BEGIN ROWS
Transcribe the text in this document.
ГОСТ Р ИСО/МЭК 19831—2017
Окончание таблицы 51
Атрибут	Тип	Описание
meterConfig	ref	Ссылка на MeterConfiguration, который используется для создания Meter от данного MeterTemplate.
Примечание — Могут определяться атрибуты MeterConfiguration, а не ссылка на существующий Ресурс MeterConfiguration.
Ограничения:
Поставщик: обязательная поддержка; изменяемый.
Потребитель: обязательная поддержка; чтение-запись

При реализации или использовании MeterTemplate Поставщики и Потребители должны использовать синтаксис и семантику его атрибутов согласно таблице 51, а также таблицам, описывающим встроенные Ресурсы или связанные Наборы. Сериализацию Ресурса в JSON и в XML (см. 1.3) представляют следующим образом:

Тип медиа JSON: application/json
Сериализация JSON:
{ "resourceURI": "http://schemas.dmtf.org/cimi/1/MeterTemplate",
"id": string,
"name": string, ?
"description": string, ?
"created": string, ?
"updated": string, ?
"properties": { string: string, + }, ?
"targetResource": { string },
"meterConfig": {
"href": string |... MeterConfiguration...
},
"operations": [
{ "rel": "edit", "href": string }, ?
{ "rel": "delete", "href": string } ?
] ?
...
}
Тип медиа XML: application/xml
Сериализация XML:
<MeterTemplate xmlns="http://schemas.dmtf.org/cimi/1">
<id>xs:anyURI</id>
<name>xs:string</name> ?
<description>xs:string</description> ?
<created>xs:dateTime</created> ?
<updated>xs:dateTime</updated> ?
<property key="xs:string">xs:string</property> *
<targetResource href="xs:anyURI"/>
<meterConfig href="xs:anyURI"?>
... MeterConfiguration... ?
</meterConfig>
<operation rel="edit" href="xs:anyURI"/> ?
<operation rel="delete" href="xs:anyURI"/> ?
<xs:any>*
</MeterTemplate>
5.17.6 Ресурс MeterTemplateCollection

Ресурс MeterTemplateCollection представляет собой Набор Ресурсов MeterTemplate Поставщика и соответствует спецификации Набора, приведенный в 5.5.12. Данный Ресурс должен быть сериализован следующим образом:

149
END ROWS
■ GIVEN PROBLEM
Please repeat the material above, word for word and in full.

■ TASK SOLUTION
Transcribe the text in this document.
ГОСТ Р ИСО/МЭК 19831—2017
Окончание таблицы 51
Атрибут	Тип	Описание
meterConfig	ref	Ссылка на MeterConfiguration, который используется для создания Meter от данного MeterTemplate.
Примечание — Могут определяться атрибуты MeterConfiguration, а не ссылка на существующий Ресурс MeterConfiguration.
Ограничения:
Поставщик: обязательная поддержка; изменяемый.
Потребитель: обязательная поддержка; чтение-запись

При реализации или использовании MeterTemplate Поставщики и Потребители должны использовать синтаксис и семантику его атрибутов согласно таблице 51, а также таблицам, описывающим встроенные Ресурсы или связанные Наборы. Сериализацию Ресурса в JSON и в XML (см. 1.3) представляют следующим образом:

Тип медиа JSON: application/json
Сериализация JSON:
{ "resourceURI": "http://schemas.dmtf.org/cimi/1/MeterTemplate",
"id": string,
"name": string, ?
"description": string, ?
"created": string, ?
"updated": string, ?
"properties": { string: string, + }, ?
"targetResource": { string },
"meterConfig": {
"href": string |... MeterConfiguration...
},
"operations": [
{ "rel": "edit", "href": string }, ?
{ "rel": "delete", "href": string } ?
] ?
...
}
Тип медиа XML: application/xml
Сериализация XML:
<MeterTemplate xmlns="http://schemas.dmtf.org/cimi/1">
<id>xs:anyURI</id>
<name>xs:string</name> ?
<description>xs:string</description> ?
<created>xs:dateTime</created> ?
<updated>xs:dateTime</updated> ?
<property key="xs:string">xs:string</property> *
<targetResource href="xs:anyURI"/>
<meterConfig href="xs:anyURI"?>
... MeterConfiguration... ?
</meterConfig>
<operation rel="edit" href="xs:anyURI"/> ?
<operation rel="delete" href="xs:anyURI"/> ?
<xs:any>*
</MeterTemplate>
5.17.6 Ресурс MeterTemplateCollection

Ресурс MeterTemplateCollection представляет собой Набор Ресурсов MeterTemplate Поставщика и соответствует спецификации Набора, приведенный в 5.5.12. Данный Ресурс должен быть сериализован следующим образом:

149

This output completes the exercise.